## TASK GOAL
Copy each line below without leaving any out.
— Start GIVEN RECORDS —
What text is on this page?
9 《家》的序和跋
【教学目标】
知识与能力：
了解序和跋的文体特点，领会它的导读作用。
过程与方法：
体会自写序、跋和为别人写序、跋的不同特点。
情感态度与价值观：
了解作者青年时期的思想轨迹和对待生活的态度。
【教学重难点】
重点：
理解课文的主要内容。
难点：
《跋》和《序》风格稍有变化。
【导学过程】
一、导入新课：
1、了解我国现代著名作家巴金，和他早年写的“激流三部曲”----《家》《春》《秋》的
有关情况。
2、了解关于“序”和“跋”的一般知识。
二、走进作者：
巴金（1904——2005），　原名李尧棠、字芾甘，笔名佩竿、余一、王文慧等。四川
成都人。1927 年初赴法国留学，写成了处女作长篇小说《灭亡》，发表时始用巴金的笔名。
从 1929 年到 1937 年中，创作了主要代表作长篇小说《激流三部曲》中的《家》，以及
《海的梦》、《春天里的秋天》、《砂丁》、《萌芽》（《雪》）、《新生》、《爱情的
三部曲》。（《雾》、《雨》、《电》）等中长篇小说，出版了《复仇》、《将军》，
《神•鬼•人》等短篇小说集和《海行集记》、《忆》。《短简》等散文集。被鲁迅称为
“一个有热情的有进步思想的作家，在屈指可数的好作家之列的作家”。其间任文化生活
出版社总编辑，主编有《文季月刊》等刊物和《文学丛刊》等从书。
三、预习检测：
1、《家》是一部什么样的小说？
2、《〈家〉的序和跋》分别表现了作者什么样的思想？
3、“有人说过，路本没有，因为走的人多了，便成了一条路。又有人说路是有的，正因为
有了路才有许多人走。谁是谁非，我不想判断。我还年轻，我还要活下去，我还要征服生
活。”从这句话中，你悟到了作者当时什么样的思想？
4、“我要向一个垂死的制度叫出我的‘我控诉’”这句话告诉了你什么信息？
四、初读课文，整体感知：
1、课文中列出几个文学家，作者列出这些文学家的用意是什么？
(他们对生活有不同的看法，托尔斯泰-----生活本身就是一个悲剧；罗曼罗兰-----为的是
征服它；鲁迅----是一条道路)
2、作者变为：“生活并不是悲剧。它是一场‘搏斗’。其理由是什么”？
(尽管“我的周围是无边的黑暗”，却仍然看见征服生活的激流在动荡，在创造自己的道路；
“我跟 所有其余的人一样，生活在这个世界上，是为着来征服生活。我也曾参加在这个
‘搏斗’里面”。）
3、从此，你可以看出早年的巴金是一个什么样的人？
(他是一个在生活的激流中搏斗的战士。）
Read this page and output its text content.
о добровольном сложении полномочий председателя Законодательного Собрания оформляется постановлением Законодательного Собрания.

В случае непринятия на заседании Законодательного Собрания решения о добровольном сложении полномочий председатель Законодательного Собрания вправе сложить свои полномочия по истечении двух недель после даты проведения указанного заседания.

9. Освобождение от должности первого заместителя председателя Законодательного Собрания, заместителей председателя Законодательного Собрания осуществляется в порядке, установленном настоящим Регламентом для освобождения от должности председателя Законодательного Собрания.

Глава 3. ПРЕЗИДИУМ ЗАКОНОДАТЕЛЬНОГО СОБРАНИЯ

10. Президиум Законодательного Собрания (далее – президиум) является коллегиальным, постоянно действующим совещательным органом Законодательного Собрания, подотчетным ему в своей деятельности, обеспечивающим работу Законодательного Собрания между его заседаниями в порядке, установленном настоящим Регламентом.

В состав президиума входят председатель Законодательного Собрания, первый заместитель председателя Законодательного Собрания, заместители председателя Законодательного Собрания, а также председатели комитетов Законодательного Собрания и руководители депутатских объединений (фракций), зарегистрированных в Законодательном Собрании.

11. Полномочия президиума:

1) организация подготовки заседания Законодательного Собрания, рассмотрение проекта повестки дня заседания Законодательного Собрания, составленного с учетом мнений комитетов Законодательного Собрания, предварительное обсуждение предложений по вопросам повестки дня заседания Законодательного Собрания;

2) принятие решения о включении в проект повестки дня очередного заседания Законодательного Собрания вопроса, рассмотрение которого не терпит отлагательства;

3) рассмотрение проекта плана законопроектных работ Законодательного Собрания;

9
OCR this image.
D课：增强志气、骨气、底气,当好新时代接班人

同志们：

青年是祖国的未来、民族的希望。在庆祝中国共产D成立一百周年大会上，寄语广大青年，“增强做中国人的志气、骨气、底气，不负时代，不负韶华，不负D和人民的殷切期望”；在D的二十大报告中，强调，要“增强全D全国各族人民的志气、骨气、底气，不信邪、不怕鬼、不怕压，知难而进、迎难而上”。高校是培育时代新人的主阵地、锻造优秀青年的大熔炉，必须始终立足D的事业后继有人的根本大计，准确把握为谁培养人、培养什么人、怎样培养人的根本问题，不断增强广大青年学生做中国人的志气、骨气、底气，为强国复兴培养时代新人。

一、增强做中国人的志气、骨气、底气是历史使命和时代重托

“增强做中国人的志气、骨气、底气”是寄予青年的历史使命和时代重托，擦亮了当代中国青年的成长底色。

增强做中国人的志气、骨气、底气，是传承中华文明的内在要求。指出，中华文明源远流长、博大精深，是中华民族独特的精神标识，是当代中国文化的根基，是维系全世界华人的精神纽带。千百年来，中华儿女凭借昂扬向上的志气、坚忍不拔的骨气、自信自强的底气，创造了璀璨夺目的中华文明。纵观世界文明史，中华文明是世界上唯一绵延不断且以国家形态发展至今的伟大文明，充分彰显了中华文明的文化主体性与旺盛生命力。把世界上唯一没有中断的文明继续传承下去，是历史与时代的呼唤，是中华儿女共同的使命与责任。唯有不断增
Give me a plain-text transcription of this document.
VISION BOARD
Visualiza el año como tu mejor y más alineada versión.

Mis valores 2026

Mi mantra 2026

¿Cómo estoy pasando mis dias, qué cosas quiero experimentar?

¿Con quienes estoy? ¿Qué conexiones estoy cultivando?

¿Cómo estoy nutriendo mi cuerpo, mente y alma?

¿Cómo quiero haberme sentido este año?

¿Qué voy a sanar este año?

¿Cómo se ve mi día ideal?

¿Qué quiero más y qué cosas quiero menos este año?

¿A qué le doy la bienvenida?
— End GIVEN RECORDS —
## ANSWER BELOW
What text is on this page?
9 《家》的序和跋
【教学目标】
知识与能力：
了解序和跋的文体特点，领会它的导读作用。
过程与方法：
体会自写序、跋和为别人写序、跋的不同特点。
情感态度与价值观：
了解作者青年时期的思想轨迹和对待生活的态度。
【教学重难点】
重点：
理解课文的主要内容。
难点：
《跋》和《序》风格稍有变化。
【导学过程】
一、导入新课：
1、了解我国现代著名作家巴金，和他早年写的“激流三部曲”----《家》《春》《秋》的
有关情况。
2、了解关于“序”和“跋”的一般知识。
二、走进作者：
巴金（1904——2005），　原名李尧棠、字芾甘，笔名佩竿、余一、王文慧等。四川
成都人。1927 年初赴法国留学，写成了处女作长篇小说《灭亡》，发表时始用巴金的笔名。
从 1929 年到 1937 年中，创作了主要代表作长篇小说《激流三部曲》中的《家》，以及
《海的梦》、《春天里的秋天》、《砂丁》、《萌芽》（《雪》）、《新生》、《爱情的
三部曲》。（《雾》、《雨》、《电》）等中长篇小说，出版了《复仇》、《将军》，
《神•鬼•人》等短篇小说集和《海行集记》、《忆》。《短简》等散文集。被鲁迅称为
“一个有热情的有进步思想的作家，在屈指可数的好作家之列的作家”。其间任文化生活
出版社总编辑，主编有《文季月刊》等刊物和《文学丛刊》等从书。
三、预习检测：
1、《家》是一部什么样的小说？
2、《〈家〉的序和跋》分别表现了作者什么样的思想？
3、“有人说过，路本没有，因为走的人多了，便成了一条路。又有人说路是有的，正因为
有了路才有许多人走。谁是谁非，我不想判断。我还年轻，我还要活下去，我还要征服生
活。”从这句话中，你悟到了作者当时什么样的思想？
4、“我要向一个垂死的制度叫出我的‘我控诉’”这句话告诉了你什么信息？
四、初读课文，整体感知：
1、课文中列出几个文学家，作者列出这些文学家的用意是什么？
(他们对生活有不同的看法，托尔斯泰-----生活本身就是一个悲剧；罗曼罗兰-----为的是
征服它；鲁迅----是一条道路)
2、作者变为：“生活并不是悲剧。它是一场‘搏斗’。其理由是什么”？
(尽管“我的周围是无边的黑暗”，却仍然看见征服生活的激流在动荡，在创造自己的道路；
“我跟 所有其余的人一样，生活在这个世界上，是为着来征服生活。我也曾参加在这个
‘搏斗’里面”。）
3、从此，你可以看出早年的巴金是一个什么样的人？
(他是一个在生活的激流中搏斗的战士。）
Read this page and output its text content.
о добровольном сложении полномочий председателя Законодательного Собрания оформляется постановлением Законодательного Собрания.

В случае непринятия на заседании Законодательного Собрания решения о добровольном сложении полномочий председатель Законодательного Собрания вправе сложить свои полномочия по истечении двух недель после даты проведения указанного заседания.

9. Освобождение от должности первого заместителя председателя Законодательного Собрания, заместителей председателя Законодательного Собрания осуществляется в порядке, установленном настоящим Регламентом для освобождения от должности председателя Законодательного Собрания.

Глава 3. ПРЕЗИДИУМ ЗАКОНОДАТЕЛЬНОГО СОБРАНИЯ

10. Президиум Законодательного Собрания (далее – президиум) является коллегиальным, постоянно действующим совещательным органом Законодательного Собрания, подотчетным ему в своей деятельности, обеспечивающим работу Законодательного Собрания между его заседаниями в порядке, установленном настоящим Регламентом.

В состав президиума входят председатель Законодательного Собрания, первый заместитель председателя Законодательного Собрания, заместители председателя Законодательного Собрания, а также председатели комитетов Законодательного Собрания и руководители депутатских объединений (фракций), зарегистрированных в Законодательном Собрании.

11. Полномочия президиума:

1) организация подготовки заседания Законодательного Собрания, рассмотрение проекта повестки дня заседания Законодательного Собрания, составленного с учетом мнений комитетов Законодательного Собрания, предварительное обсуждение предложений по вопросам повестки дня заседания Законодательного Собрания;

2) принятие решения о включении в проект повестки дня очередного заседания Законодательного Собрания вопроса, рассмотрение которого не терпит отлагательства;

3) рассмотрение проекта плана законопроектных работ Законодательного Собрания;

9
OCR this image.
D课：增强志气、骨气、底气,当好新时代接班人

同志们：

青年是祖国的未来、民族的希望。在庆祝中国共产D成立一百周年大会上，寄语广大青年，“增强做中国人的志气、骨气、底气，不负时代，不负韶华，不负D和人民的殷切期望”；在D的二十大报告中，强调，要“增强全D全国各族人民的志气、骨气、底气，不信邪、不怕鬼、不怕压，知难而进、迎难而上”。高校是培育时代新人的主阵地、锻造优秀青年的大熔炉，必须始终立足D的事业后继有人的根本大计，准确把握为谁培养人、培养什么人、怎样培养人的根本问题，不断增强广大青年学生做中国人的志气、骨气、底气，为强国复兴培养时代新人。

一、增强做中国人的志气、骨气、底气是历史使命和时代重托

“增强做中国人的志气、骨气、底气”是寄予青年的历史使命和时代重托，擦亮了当代中国青年的成长底色。

增强做中国人的志气、骨气、底气，是传承中华文明的内在要求。指出，中华文明源远流长、博大精深，是中华民族独特的精神标识，是当代中国文化的根基，是维系全世界华人的精神纽带。千百年来，中华儿女凭借昂扬向上的志气、坚忍不拔的骨气、自信自强的底气，创造了璀璨夺目的中华文明。纵观世界文明史，中华文明是世界上唯一绵延不断且以国家形态发展至今的伟大文明，充分彰显了中华文明的文化主体性与旺盛生命力。把世界上唯一没有中断的文明继续传承下去，是历史与时代的呼唤，是中华儿女共同的使命与责任。唯有不断增
Give me a plain-text transcription of this document.
VISION BOARD
Visualiza el año como tu mejor y más alineada versión.

Mis valores 2026

Mi mantra 2026

¿Cómo estoy pasando mis dias, qué cosas quiero experimentar?

¿Con quienes estoy? ¿Qué conexiones estoy cultivando?

¿Cómo estoy nutriendo mi cuerpo, mente y alma?

¿Cómo quiero haberme sentido este año?

¿Qué voy a sanar este año?

¿Cómo se ve mi día ideal?

¿Qué quiero más y qué cosas quiero menos este año?

¿A qué le doy la bienvenida?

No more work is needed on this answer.